Records for the exercise
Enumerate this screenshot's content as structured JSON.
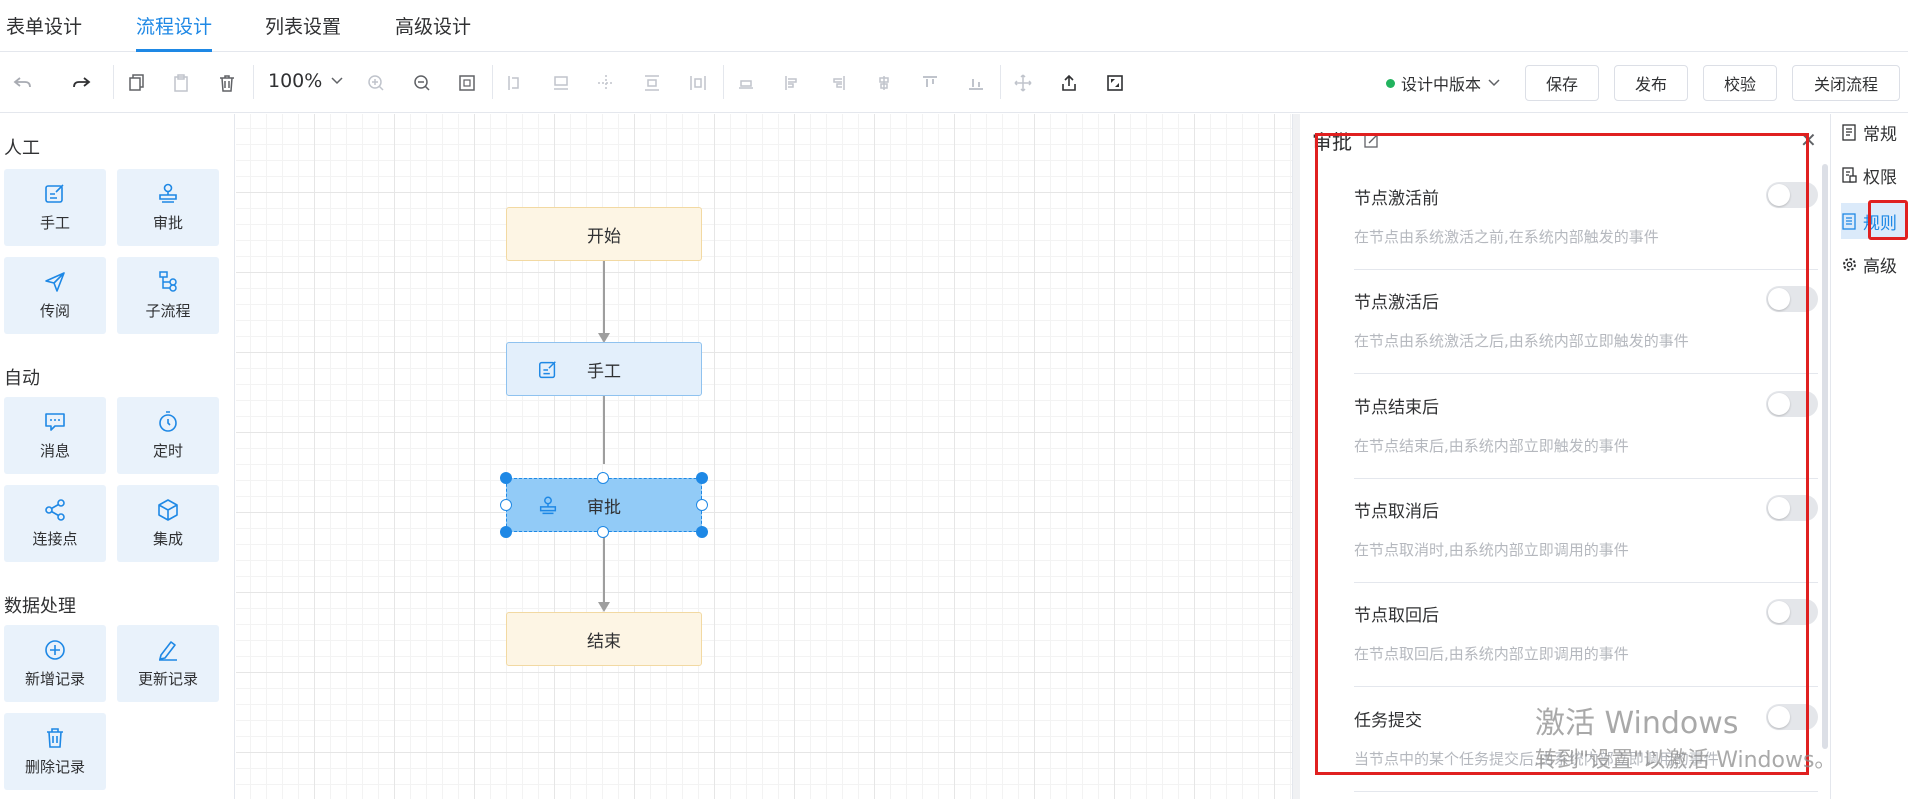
{
  "tabs": [
    {
      "label": "表单设计",
      "active": false
    },
    {
      "label": "流程设计",
      "active": true
    },
    {
      "label": "列表设置",
      "active": false
    },
    {
      "label": "高级设计",
      "active": false
    }
  ],
  "toolbar": {
    "zoom": "100%",
    "version_label": "设计中版本",
    "save": "保存",
    "publish": "发布",
    "validate": "校验",
    "close_flow": "关闭流程"
  },
  "palette": {
    "groups": [
      {
        "title": "人工",
        "items": [
          {
            "label": "手工",
            "icon": "edit-form-icon"
          },
          {
            "label": "审批",
            "icon": "stamp-icon"
          },
          {
            "label": "传阅",
            "icon": "send-icon"
          },
          {
            "label": "子流程",
            "icon": "subprocess-icon"
          }
        ]
      },
      {
        "title": "自动",
        "items": [
          {
            "label": "消息",
            "icon": "message-icon"
          },
          {
            "label": "定时",
            "icon": "timer-icon"
          },
          {
            "label": "连接点",
            "icon": "share-icon"
          },
          {
            "label": "集成",
            "icon": "cube-icon"
          }
        ]
      },
      {
        "title": "数据处理",
        "items": [
          {
            "label": "新增记录",
            "icon": "plus-circle-icon"
          },
          {
            "label": "更新记录",
            "icon": "pen-icon"
          },
          {
            "label": "删除记录",
            "icon": "trash-icon"
          }
        ]
      }
    ]
  },
  "flow": {
    "nodes": [
      {
        "label": "开始",
        "type": "start"
      },
      {
        "label": "手工",
        "type": "manual"
      },
      {
        "label": "审批",
        "type": "approve",
        "selected": true
      },
      {
        "label": "结束",
        "type": "end"
      }
    ]
  },
  "panel": {
    "title": "审批",
    "rules": [
      {
        "label": "节点激活前",
        "desc": "在节点由系统激活之前,在系统内部触发的事件",
        "enabled": false
      },
      {
        "label": "节点激活后",
        "desc": "在节点由系统激活之后,由系统内部立即触发的事件",
        "enabled": false
      },
      {
        "label": "节点结束后",
        "desc": "在节点结束后,由系统内部立即触发的事件",
        "enabled": false
      },
      {
        "label": "节点取消后",
        "desc": "在节点取消时,由系统内部立即调用的事件",
        "enabled": false
      },
      {
        "label": "节点取回后",
        "desc": "在节点取回后,由系统内部立即调用的事件",
        "enabled": false
      },
      {
        "label": "任务提交",
        "desc": "当节点中的某个任务提交后,由系统内部立即调用的事件",
        "enabled": false
      }
    ]
  },
  "side_tabs": [
    {
      "label": "常规",
      "icon": "document-icon",
      "active": false
    },
    {
      "label": "权限",
      "icon": "permission-icon",
      "active": false
    },
    {
      "label": "规则",
      "icon": "rules-icon",
      "active": true
    },
    {
      "label": "高级",
      "icon": "advanced-gear-icon",
      "active": false
    }
  ],
  "watermark": {
    "line1": "激活 Windows",
    "line2": "转到\"设置\"以激活 Windows。"
  },
  "colors": {
    "accent": "#1e88e5",
    "highlight": "#e02020",
    "status_green": "#22b35e"
  }
}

Goal of the exercise
Copy out each line word for word, please, skipping the images.

Answer to the task
Enumerate this screenshot's content as structured JSON.
{
  "tabs": [
    {
      "label": "表单设计",
      "active": false
    },
    {
      "label": "流程设计",
      "active": true
    },
    {
      "label": "列表设置",
      "active": false
    },
    {
      "label": "高级设计",
      "active": false
    }
  ],
  "toolbar": {
    "zoom": "100%",
    "version_label": "设计中版本",
    "save": "保存",
    "publish": "发布",
    "validate": "校验",
    "close_flow": "关闭流程"
  },
  "palette": {
    "groups": [
      {
        "title": "人工",
        "items": [
          {
            "label": "手工",
            "icon": "edit-form-icon"
          },
          {
            "label": "审批",
            "icon": "stamp-icon"
          },
          {
            "label": "传阅",
            "icon": "send-icon"
          },
          {
            "label": "子流程",
            "icon": "subprocess-icon"
          }
        ]
      },
      {
        "title": "自动",
        "items": [
          {
            "label": "消息",
            "icon": "message-icon"
          },
          {
            "label": "定时",
            "icon": "timer-icon"
          },
          {
            "label": "连接点",
            "icon": "share-icon"
          },
          {
            "label": "集成",
            "icon": "cube-icon"
          }
        ]
      },
      {
        "title": "数据处理",
        "items": [
          {
            "label": "新增记录",
            "icon": "plus-circle-icon"
          },
          {
            "label": "更新记录",
            "icon": "pen-icon"
          },
          {
            "label": "删除记录",
            "icon": "trash-icon"
          }
        ]
      }
    ]
  },
  "flow": {
    "nodes": [
      {
        "label": "开始",
        "type": "start"
      },
      {
        "label": "手工",
        "type": "manual"
      },
      {
        "label": "审批",
        "type": "approve",
        "selected": true
      },
      {
        "label": "结束",
        "type": "end"
      }
    ]
  },
  "panel": {
    "title": "审批",
    "rules": [
      {
        "label": "节点激活前",
        "desc": "在节点由系统激活之前,在系统内部触发的事件",
        "enabled": false
      },
      {
        "label": "节点激活后",
        "desc": "在节点由系统激活之后,由系统内部立即触发的事件",
        "enabled": false
      },
      {
        "label": "节点结束后",
        "desc": "在节点结束后,由系统内部立即触发的事件",
        "enabled": false
      },
      {
        "label": "节点取消后",
        "desc": "在节点取消时,由系统内部立即调用的事件",
        "enabled": false
      },
      {
        "label": "节点取回后",
        "desc": "在节点取回后,由系统内部立即调用的事件",
        "enabled": false
      },
      {
        "label": "任务提交",
        "desc": "当节点中的某个任务提交后,由系统内部立即调用的事件",
        "enabled": false
      }
    ]
  },
  "side_tabs": [
    {
      "label": "常规",
      "icon": "document-icon",
      "active": false
    },
    {
      "label": "权限",
      "icon": "permission-icon",
      "active": false
    },
    {
      "label": "规则",
      "icon": "rules-icon",
      "active": true
    },
    {
      "label": "高级",
      "icon": "advanced-gear-icon",
      "active": false
    }
  ],
  "watermark": {
    "line1": "激活 Windows",
    "line2": "转到\"设置\"以激活 Windows。"
  },
  "colors": {
    "accent": "#1e88e5",
    "highlight": "#e02020",
    "status_green": "#22b35e"
  }
}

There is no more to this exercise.